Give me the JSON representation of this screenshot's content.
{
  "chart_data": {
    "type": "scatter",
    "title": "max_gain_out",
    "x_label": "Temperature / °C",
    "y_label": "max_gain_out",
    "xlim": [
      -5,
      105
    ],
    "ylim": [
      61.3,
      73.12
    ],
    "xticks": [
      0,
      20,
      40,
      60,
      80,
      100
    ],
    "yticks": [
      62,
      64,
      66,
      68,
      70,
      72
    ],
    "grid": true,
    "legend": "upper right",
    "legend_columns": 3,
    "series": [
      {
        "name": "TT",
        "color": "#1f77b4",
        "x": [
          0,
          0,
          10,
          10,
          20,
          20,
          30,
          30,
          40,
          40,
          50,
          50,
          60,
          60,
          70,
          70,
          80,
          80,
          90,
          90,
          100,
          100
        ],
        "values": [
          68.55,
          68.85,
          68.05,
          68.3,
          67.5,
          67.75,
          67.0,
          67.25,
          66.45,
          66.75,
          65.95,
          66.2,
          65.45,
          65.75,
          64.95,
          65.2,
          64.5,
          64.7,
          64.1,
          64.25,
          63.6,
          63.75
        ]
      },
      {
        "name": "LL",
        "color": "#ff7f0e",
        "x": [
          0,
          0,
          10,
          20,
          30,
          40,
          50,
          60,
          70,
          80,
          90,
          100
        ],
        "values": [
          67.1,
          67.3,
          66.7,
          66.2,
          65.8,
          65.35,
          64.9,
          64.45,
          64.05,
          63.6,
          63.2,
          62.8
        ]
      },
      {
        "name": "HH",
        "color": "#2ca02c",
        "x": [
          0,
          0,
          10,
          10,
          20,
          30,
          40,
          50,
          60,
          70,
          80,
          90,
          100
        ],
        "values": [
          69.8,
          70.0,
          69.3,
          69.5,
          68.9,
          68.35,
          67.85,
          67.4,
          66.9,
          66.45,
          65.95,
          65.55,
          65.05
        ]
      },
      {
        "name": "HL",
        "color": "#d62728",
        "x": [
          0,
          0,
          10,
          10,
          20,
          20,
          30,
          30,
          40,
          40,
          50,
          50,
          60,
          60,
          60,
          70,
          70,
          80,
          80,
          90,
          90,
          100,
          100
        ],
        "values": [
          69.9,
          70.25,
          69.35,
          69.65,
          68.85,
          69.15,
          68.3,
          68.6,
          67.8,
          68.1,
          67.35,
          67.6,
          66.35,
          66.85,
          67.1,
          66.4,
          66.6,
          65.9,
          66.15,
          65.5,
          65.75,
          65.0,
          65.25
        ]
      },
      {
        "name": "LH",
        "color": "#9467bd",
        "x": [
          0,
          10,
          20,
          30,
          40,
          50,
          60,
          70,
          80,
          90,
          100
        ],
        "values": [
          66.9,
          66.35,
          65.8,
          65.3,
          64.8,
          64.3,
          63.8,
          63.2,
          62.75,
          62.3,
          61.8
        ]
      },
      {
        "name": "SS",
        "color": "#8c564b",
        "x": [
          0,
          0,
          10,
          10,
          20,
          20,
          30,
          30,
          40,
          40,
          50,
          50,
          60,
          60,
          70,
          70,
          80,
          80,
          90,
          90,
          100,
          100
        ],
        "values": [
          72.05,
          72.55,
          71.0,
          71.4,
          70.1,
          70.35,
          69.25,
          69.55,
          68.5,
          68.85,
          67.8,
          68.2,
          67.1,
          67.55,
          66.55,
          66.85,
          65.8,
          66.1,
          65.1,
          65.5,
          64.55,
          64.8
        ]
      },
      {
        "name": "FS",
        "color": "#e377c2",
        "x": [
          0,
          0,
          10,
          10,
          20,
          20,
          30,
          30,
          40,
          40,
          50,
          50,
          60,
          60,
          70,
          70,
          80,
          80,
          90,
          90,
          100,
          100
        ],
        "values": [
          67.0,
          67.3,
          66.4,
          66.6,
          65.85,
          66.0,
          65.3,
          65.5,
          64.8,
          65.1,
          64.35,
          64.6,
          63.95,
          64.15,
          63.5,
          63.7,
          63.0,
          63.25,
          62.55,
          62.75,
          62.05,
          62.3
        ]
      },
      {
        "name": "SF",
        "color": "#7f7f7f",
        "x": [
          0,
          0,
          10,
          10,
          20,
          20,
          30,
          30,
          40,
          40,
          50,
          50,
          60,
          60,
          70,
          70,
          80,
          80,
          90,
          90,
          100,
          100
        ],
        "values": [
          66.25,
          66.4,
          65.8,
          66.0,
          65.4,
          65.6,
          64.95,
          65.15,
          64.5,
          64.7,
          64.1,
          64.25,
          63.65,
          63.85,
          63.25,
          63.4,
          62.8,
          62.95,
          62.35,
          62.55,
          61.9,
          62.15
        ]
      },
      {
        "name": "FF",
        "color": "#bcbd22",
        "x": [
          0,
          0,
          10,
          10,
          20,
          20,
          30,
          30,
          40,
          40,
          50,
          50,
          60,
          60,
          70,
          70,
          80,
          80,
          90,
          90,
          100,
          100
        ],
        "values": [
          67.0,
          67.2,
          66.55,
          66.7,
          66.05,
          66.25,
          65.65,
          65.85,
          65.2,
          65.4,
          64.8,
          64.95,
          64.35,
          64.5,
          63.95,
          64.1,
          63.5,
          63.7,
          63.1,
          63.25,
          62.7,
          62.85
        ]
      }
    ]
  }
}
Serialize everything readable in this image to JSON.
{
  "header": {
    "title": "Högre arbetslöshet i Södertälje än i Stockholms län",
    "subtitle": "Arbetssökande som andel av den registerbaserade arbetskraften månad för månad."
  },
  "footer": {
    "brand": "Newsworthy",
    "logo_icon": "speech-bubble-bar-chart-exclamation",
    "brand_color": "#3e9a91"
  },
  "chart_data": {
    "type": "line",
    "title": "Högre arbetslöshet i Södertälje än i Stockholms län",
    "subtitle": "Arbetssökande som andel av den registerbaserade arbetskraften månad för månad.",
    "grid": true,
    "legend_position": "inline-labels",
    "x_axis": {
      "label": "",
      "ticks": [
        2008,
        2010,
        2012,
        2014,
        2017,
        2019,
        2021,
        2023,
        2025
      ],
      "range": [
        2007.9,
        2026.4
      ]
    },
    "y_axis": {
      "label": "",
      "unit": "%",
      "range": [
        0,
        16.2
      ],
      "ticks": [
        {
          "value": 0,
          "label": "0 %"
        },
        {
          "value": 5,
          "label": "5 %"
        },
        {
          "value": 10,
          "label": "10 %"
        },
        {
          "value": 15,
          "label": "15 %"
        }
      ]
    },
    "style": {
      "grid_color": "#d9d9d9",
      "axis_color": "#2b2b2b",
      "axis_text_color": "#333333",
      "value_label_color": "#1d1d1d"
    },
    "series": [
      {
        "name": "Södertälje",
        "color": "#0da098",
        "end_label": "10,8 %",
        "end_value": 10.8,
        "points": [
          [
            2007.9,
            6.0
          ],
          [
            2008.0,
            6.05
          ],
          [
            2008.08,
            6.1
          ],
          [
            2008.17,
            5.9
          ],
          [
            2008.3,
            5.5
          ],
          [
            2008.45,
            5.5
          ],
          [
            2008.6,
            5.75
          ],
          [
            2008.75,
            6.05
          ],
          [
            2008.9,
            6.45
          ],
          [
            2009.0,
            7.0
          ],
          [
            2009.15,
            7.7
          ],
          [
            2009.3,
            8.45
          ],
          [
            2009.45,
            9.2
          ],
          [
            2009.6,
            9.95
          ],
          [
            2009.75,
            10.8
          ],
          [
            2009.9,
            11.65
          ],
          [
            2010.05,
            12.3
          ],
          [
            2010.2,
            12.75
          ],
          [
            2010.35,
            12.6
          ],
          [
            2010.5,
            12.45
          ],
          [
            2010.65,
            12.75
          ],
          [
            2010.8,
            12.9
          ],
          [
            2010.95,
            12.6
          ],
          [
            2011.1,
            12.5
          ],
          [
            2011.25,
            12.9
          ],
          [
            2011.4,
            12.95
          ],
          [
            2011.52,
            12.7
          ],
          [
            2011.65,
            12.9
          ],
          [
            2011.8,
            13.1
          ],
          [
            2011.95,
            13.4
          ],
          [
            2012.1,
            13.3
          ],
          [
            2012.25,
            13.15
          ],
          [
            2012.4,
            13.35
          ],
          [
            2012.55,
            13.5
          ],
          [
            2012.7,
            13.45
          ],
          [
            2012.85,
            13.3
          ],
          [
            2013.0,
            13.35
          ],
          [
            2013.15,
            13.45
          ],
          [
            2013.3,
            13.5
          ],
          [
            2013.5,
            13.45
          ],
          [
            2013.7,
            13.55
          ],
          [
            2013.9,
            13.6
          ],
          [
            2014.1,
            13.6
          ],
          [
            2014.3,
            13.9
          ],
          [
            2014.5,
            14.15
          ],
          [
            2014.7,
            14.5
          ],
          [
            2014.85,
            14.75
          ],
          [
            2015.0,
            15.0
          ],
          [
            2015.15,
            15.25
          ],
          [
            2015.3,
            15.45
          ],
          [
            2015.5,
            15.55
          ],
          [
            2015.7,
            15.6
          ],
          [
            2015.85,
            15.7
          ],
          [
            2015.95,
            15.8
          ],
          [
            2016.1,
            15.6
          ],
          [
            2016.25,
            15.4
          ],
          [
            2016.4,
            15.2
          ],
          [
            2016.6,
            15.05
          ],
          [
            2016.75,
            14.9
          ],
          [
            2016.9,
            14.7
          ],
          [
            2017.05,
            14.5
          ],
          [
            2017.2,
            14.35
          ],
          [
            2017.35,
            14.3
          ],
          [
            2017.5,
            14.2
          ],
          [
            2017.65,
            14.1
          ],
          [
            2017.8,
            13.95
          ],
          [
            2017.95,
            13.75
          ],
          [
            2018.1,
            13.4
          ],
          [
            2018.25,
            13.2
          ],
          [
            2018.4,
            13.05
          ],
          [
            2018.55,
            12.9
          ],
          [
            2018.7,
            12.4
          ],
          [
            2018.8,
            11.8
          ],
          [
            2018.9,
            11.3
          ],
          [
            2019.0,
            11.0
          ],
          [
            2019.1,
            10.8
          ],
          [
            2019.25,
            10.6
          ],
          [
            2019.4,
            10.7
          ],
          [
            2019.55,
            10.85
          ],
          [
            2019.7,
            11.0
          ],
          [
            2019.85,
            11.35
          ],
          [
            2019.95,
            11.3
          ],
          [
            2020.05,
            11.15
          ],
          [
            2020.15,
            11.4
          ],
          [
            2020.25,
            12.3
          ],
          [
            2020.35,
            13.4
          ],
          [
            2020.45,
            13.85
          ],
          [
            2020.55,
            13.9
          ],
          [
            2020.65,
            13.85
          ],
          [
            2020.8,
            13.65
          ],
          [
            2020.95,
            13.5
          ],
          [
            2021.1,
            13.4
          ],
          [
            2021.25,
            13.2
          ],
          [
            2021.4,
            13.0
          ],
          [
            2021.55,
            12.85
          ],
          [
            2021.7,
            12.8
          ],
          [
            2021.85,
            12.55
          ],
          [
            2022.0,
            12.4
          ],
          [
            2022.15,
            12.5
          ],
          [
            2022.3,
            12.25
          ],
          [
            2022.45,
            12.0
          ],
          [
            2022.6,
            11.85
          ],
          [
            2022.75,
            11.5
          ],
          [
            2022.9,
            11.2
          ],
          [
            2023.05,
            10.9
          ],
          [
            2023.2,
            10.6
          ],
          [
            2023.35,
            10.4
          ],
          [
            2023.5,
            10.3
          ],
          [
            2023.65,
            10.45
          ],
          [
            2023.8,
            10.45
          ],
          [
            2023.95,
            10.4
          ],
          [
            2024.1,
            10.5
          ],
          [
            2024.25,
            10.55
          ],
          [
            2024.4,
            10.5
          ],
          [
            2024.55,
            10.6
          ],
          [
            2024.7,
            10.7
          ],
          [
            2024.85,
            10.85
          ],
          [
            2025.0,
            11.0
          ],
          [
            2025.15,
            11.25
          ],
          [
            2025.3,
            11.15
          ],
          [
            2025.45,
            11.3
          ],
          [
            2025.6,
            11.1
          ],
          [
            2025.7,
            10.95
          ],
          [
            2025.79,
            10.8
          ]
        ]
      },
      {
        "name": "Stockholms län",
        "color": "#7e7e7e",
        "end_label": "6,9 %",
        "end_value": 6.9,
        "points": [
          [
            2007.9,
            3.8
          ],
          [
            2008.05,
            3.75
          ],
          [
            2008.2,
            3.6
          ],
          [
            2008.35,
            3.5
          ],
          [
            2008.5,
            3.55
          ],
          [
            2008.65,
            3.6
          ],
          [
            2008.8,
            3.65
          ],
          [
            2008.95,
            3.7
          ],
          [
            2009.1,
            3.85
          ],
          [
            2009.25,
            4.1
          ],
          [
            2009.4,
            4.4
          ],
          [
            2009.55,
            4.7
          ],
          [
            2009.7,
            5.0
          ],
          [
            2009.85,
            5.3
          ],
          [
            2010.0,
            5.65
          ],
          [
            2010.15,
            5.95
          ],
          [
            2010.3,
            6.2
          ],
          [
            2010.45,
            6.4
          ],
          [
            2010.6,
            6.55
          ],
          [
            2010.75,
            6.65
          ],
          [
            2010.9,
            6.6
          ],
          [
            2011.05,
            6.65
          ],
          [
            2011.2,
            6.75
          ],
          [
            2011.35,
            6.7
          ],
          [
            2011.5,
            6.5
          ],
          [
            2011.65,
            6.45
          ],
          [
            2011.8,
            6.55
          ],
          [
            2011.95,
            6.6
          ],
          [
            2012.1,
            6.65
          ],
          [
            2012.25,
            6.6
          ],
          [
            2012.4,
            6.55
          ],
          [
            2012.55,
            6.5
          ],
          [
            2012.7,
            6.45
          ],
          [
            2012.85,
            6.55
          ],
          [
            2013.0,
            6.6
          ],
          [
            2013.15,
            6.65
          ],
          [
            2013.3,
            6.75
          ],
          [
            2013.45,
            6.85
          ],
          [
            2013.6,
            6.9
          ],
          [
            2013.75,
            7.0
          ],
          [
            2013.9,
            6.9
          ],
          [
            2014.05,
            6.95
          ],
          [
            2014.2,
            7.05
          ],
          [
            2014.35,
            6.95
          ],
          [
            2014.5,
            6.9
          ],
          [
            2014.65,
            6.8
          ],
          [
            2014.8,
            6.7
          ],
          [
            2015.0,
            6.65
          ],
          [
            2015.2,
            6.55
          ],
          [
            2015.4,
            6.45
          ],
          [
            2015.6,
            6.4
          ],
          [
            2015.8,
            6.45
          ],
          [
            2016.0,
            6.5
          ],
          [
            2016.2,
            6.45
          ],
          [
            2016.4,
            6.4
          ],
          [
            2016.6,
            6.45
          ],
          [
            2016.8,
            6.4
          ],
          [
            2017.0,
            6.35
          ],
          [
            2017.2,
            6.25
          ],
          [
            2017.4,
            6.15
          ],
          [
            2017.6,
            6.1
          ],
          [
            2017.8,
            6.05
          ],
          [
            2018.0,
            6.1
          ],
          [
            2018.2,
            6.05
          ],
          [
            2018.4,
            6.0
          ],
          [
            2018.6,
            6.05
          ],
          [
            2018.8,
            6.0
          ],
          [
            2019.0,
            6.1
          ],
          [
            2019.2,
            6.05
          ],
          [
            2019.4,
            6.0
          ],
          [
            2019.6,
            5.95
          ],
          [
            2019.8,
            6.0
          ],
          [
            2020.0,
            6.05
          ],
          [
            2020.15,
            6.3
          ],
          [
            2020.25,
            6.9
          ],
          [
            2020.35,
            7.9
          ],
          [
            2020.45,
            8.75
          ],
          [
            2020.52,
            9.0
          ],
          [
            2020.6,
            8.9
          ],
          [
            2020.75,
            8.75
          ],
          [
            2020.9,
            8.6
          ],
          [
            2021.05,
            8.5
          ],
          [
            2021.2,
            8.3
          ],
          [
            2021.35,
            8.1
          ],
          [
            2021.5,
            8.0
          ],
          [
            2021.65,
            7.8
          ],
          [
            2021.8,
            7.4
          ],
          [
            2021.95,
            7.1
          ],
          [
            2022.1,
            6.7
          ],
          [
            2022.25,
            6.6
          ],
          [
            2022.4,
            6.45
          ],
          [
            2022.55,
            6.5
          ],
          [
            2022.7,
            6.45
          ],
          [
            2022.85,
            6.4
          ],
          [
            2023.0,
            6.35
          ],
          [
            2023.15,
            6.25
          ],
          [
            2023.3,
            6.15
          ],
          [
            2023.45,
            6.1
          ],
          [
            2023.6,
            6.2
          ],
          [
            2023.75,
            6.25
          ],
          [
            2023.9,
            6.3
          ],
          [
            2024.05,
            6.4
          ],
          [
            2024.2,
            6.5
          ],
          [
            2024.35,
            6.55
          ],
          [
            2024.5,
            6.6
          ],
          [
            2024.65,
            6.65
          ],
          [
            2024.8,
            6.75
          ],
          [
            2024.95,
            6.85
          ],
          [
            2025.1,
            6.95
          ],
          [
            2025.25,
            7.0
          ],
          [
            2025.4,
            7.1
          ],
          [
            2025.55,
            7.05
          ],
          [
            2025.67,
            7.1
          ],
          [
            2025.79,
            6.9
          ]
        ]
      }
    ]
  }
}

Objective - In the listing above, find the lines holding the word "JSON" and copy them.

Full solution -
Give me the JSON representation of this screenshot's content.
Serialize everything readable in this image to JSON.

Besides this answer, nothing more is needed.